Repeat every record below exactly as it appears.

• • • • • • •

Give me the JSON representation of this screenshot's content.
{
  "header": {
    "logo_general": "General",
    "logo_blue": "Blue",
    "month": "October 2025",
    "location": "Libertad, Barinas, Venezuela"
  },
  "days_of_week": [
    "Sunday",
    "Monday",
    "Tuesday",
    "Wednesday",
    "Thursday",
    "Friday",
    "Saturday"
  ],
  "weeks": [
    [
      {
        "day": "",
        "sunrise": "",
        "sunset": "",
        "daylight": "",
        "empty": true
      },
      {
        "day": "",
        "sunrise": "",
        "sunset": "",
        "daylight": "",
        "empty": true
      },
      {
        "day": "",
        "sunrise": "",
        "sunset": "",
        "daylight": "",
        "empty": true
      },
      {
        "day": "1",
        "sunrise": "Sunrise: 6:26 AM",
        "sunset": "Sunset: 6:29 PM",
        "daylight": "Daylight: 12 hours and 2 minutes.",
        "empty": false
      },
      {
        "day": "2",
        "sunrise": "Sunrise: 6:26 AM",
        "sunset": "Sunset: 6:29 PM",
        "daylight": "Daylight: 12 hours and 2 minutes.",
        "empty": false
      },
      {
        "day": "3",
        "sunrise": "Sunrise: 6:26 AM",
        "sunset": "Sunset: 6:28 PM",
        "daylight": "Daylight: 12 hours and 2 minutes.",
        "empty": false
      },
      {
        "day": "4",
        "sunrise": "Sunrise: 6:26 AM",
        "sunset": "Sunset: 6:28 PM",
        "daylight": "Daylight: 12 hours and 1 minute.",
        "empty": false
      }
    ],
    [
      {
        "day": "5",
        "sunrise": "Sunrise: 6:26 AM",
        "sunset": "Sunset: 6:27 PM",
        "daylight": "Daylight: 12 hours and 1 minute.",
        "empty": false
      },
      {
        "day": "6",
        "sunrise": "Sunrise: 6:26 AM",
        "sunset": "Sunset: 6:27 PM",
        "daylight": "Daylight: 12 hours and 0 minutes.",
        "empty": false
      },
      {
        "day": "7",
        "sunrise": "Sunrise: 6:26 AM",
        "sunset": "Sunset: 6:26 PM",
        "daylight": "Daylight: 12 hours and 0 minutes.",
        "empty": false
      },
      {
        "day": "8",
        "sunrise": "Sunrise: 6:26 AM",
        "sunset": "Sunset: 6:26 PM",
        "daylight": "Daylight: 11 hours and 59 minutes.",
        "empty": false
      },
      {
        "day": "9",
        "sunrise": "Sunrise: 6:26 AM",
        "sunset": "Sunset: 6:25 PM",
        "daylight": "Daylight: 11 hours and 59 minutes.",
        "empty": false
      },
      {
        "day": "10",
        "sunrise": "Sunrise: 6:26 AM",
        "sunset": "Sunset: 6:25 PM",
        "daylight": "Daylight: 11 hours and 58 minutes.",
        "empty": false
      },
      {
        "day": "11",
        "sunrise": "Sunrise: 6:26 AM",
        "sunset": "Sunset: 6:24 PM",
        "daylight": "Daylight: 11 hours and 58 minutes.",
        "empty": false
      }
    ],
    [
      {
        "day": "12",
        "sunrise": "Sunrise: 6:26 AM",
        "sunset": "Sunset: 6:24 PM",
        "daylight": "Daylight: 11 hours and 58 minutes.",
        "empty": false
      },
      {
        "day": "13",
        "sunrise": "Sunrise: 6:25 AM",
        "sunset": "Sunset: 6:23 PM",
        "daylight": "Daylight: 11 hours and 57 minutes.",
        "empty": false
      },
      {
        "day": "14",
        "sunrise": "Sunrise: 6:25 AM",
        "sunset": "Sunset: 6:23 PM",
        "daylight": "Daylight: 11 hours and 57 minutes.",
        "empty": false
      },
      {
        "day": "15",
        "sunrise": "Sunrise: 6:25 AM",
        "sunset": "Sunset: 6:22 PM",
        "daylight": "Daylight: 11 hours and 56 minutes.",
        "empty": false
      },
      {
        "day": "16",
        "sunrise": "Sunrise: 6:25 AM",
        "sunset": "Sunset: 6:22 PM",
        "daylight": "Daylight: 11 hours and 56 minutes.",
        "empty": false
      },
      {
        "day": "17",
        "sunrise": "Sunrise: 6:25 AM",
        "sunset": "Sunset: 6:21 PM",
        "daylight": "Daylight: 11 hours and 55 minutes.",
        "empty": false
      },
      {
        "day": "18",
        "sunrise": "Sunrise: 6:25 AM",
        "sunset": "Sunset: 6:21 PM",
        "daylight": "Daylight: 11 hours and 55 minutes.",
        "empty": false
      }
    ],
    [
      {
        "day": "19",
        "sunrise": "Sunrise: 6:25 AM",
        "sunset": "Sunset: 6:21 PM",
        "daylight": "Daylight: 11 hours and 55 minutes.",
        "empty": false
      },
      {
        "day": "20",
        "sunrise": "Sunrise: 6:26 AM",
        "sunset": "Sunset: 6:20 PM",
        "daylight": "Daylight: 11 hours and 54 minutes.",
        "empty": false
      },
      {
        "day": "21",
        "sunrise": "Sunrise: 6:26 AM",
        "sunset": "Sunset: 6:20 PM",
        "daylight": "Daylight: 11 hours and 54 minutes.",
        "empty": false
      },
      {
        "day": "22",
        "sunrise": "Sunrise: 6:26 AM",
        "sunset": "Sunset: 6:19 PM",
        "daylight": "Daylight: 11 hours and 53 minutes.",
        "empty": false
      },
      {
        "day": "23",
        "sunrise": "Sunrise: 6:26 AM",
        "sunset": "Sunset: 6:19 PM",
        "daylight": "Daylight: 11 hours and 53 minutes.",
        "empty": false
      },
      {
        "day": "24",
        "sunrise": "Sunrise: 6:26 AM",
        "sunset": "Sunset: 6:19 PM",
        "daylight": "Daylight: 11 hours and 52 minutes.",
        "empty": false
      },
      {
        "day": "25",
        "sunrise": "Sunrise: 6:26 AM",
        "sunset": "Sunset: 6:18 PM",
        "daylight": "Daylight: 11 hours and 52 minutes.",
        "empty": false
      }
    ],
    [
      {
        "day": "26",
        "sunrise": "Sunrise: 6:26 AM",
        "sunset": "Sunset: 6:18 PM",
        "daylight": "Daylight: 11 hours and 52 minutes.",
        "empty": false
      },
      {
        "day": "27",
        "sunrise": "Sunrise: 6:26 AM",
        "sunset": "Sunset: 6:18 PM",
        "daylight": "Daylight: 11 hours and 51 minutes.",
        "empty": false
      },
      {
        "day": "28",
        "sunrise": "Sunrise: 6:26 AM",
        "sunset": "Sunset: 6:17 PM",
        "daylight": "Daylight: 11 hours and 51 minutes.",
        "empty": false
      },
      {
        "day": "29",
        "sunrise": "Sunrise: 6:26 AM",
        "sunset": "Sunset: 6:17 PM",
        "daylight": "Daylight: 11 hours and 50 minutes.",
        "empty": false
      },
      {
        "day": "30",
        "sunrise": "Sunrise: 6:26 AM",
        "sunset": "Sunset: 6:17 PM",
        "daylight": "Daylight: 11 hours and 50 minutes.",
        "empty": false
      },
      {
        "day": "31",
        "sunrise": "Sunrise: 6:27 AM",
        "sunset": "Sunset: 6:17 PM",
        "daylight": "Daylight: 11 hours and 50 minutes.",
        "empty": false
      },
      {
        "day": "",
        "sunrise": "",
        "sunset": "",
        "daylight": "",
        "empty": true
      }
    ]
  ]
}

• • • • • • •

Solution to the problem -
Give me the JSON representation of this screenshot's content.
{
  "header": {
    "logo_general": "General",
    "logo_blue": "Blue",
    "month": "October 2025",
    "location": "Libertad, Barinas, Venezuela"
  },
  "days_of_week": [
    "Sunday",
    "Monday",
    "Tuesday",
    "Wednesday",
    "Thursday",
    "Friday",
    "Saturday"
  ],
  "weeks": [
    [
      {
        "day": "",
        "sunrise": "",
        "sunset": "",
        "daylight": "",
        "empty": true
      },
      {
        "day": "",
        "sunrise": "",
        "sunset": "",
        "daylight": "",
        "empty": true
      },
      {
        "day": "",
        "sunrise": "",
        "sunset": "",
        "daylight": "",
        "empty": true
      },
      {
        "day": "1",
        "sunrise": "Sunrise: 6:26 AM",
        "sunset": "Sunset: 6:29 PM",
        "daylight": "Daylight: 12 hours and 2 minutes.",
        "empty": false
      },
      {
        "day": "2",
        "sunrise": "Sunrise: 6:26 AM",
        "sunset": "Sunset: 6:29 PM",
        "daylight": "Daylight: 12 hours and 2 minutes.",
        "empty": false
      },
      {
        "day": "3",
        "sunrise": "Sunrise: 6:26 AM",
        "sunset": "Sunset: 6:28 PM",
        "daylight": "Daylight: 12 hours and 2 minutes.",
        "empty": false
      },
      {
        "day": "4",
        "sunrise": "Sunrise: 6:26 AM",
        "sunset": "Sunset: 6:28 PM",
        "daylight": "Daylight: 12 hours and 1 minute.",
        "empty": false
      }
    ],
    [
      {
        "day": "5",
        "sunrise": "Sunrise: 6:26 AM",
        "sunset": "Sunset: 6:27 PM",
        "daylight": "Daylight: 12 hours and 1 minute.",
        "empty": false
      },
      {
        "day": "6",
        "sunrise": "Sunrise: 6:26 AM",
        "sunset": "Sunset: 6:27 PM",
        "daylight": "Daylight: 12 hours and 0 minutes.",
        "empty": false
      },
      {
        "day": "7",
        "sunrise": "Sunrise: 6:26 AM",
        "sunset": "Sunset: 6:26 PM",
        "daylight": "Daylight: 12 hours and 0 minutes.",
        "empty": false
      },
      {
        "day": "8",
        "sunrise": "Sunrise: 6:26 AM",
        "sunset": "Sunset: 6:26 PM",
        "daylight": "Daylight: 11 hours and 59 minutes.",
        "empty": false
      },
      {
        "day": "9",
        "sunrise": "Sunrise: 6:26 AM",
        "sunset": "Sunset: 6:25 PM",
        "daylight": "Daylight: 11 hours and 59 minutes.",
        "empty": false
      },
      {
        "day": "10",
        "sunrise": "Sunrise: 6:26 AM",
        "sunset": "Sunset: 6:25 PM",
        "daylight": "Daylight: 11 hours and 58 minutes.",
        "empty": false
      },
      {
        "day": "11",
        "sunrise": "Sunrise: 6:26 AM",
        "sunset": "Sunset: 6:24 PM",
        "daylight": "Daylight: 11 hours and 58 minutes.",
        "empty": false
      }
    ],
    [
      {
        "day": "12",
        "sunrise": "Sunrise: 6:26 AM",
        "sunset": "Sunset: 6:24 PM",
        "daylight": "Daylight: 11 hours and 58 minutes.",
        "empty": false
      },
      {
        "day": "13",
        "sunrise": "Sunrise: 6:25 AM",
        "sunset": "Sunset: 6:23 PM",
        "daylight": "Daylight: 11 hours and 57 minutes.",
        "empty": false
      },
      {
        "day": "14",
        "sunrise": "Sunrise: 6:25 AM",
        "sunset": "Sunset: 6:23 PM",
        "daylight": "Daylight: 11 hours and 57 minutes.",
        "empty": false
      },
      {
        "day": "15",
        "sunrise": "Sunrise: 6:25 AM",
        "sunset": "Sunset: 6:22 PM",
        "daylight": "Daylight: 11 hours and 56 minutes.",
        "empty": false
      },
      {
        "day": "16",
        "sunrise": "Sunrise: 6:25 AM",
        "sunset": "Sunset: 6:22 PM",
        "daylight": "Daylight: 11 hours and 56 minutes.",
        "empty": false
      },
      {
        "day": "17",
        "sunrise": "Sunrise: 6:25 AM",
        "sunset": "Sunset: 6:21 PM",
        "daylight": "Daylight: 11 hours and 55 minutes.",
        "empty": false
      },
      {
        "day": "18",
        "sunrise": "Sunrise: 6:25 AM",
        "sunset": "Sunset: 6:21 PM",
        "daylight": "Daylight: 11 hours and 55 minutes.",
        "empty": false
      }
    ],
    [
      {
        "day": "19",
        "sunrise": "Sunrise: 6:25 AM",
        "sunset": "Sunset: 6:21 PM",
        "daylight": "Daylight: 11 hours and 55 minutes.",
        "empty": false
      },
      {
        "day": "20",
        "sunrise": "Sunrise: 6:26 AM",
        "sunset": "Sunset: 6:20 PM",
        "daylight": "Daylight: 11 hours and 54 minutes.",
        "empty": false
      },
      {
        "day": "21",
        "sunrise": "Sunrise: 6:26 AM",
        "sunset": "Sunset: 6:20 PM",
        "daylight": "Daylight: 11 hours and 54 minutes.",
        "empty": false
      },
      {
        "day": "22",
        "sunrise": "Sunrise: 6:26 AM",
        "sunset": "Sunset: 6:19 PM",
        "daylight": "Daylight: 11 hours and 53 minutes.",
        "empty": false
      },
      {
        "day": "23",
        "sunrise": "Sunrise: 6:26 AM",
        "sunset": "Sunset: 6:19 PM",
        "daylight": "Daylight: 11 hours and 53 minutes.",
        "empty": false
      },
      {
        "day": "24",
        "sunrise": "Sunrise: 6:26 AM",
        "sunset": "Sunset: 6:19 PM",
        "daylight": "Daylight: 11 hours and 52 minutes.",
        "empty": false
      },
      {
        "day": "25",
        "sunrise": "Sunrise: 6:26 AM",
        "sunset": "Sunset: 6:18 PM",
        "daylight": "Daylight: 11 hours and 52 minutes.",
        "empty": false
      }
    ],
    [
      {
        "day": "26",
        "sunrise": "Sunrise: 6:26 AM",
        "sunset": "Sunset: 6:18 PM",
        "daylight": "Daylight: 11 hours and 52 minutes.",
        "empty": false
      },
      {
        "day": "27",
        "sunrise": "Sunrise: 6:26 AM",
        "sunset": "Sunset: 6:18 PM",
        "daylight": "Daylight: 11 hours and 51 minutes.",
        "empty": false
      },
      {
        "day": "28",
        "sunrise": "Sunrise: 6:26 AM",
        "sunset": "Sunset: 6:17 PM",
        "daylight": "Daylight: 11 hours and 51 minutes.",
        "empty": false
      },
      {
        "day": "29",
        "sunrise": "Sunrise: 6:26 AM",
        "sunset": "Sunset: 6:17 PM",
        "daylight": "Daylight: 11 hours and 50 minutes.",
        "empty": false
      },
      {
        "day": "30",
        "sunrise": "Sunrise: 6:26 AM",
        "sunset": "Sunset: 6:17 PM",
        "daylight": "Daylight: 11 hours and 50 minutes.",
        "empty": false
      },
      {
        "day": "31",
        "sunrise": "Sunrise: 6:27 AM",
        "sunset": "Sunset: 6:17 PM",
        "daylight": "Daylight: 11 hours and 50 minutes.",
        "empty": false
      },
      {
        "day": "",
        "sunrise": "",
        "sunset": "",
        "daylight": "",
        "empty": true
      }
    ]
  ]
}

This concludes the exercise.